WHAT IS EXPECTED:
Would you restate all the data that follows, word for word?

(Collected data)
::::

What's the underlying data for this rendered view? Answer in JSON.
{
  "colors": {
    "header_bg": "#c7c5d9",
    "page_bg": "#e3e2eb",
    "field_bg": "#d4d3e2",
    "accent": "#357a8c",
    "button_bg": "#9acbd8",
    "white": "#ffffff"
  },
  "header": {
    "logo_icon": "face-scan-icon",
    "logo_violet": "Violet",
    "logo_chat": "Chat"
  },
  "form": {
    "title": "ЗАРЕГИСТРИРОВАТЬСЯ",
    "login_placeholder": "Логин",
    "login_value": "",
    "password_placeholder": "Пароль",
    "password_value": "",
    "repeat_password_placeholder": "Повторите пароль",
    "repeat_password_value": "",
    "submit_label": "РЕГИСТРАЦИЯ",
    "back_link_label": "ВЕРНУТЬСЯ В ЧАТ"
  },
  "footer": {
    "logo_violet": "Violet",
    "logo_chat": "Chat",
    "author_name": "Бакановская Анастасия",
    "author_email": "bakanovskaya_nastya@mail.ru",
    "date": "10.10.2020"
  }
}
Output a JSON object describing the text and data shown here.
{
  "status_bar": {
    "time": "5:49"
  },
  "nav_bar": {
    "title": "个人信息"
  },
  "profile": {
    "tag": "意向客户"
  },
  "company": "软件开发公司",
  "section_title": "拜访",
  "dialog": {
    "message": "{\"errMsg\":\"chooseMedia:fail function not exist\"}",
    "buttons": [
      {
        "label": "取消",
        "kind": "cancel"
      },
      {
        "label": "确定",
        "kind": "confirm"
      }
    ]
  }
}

::::

FINAL RESULT:
What's the underlying data for this rendered view? Answer in JSON.
{
  "colors": {
    "header_bg": "#c7c5d9",
    "page_bg": "#e3e2eb",
    "field_bg": "#d4d3e2",
    "accent": "#357a8c",
    "button_bg": "#9acbd8",
    "white": "#ffffff"
  },
  "header": {
    "logo_icon": "face-scan-icon",
    "logo_violet": "Violet",
    "logo_chat": "Chat"
  },
  "form": {
    "title": "ЗАРЕГИСТРИРОВАТЬСЯ",
    "login_placeholder": "Логин",
    "login_value": "",
    "password_placeholder": "Пароль",
    "password_value": "",
    "repeat_password_placeholder": "Повторите пароль",
    "repeat_password_value": "",
    "submit_label": "РЕГИСТРАЦИЯ",
    "back_link_label": "ВЕРНУТЬСЯ В ЧАТ"
  },
  "footer": {
    "logo_violet": "Violet",
    "logo_chat": "Chat",
    "author_name": "Бакановская Анастасия",
    "author_email": "bakanovskaya_nastya@mail.ru",
    "date": "10.10.2020"
  }
}
Output a JSON object describing the text and data shown here.
{
  "status_bar": {
    "time": "5:49"
  },
  "nav_bar": {
    "title": "个人信息"
  },
  "profile": {
    "tag": "意向客户"
  },
  "company": "软件开发公司",
  "section_title": "拜访",
  "dialog": {
    "message": "{\"errMsg\":\"chooseMedia:fail function not exist\"}",
    "buttons": [
      {
        "label": "取消",
        "kind": "cancel"
      },
      {
        "label": "确定",
        "kind": "confirm"
      }
    ]
  }
}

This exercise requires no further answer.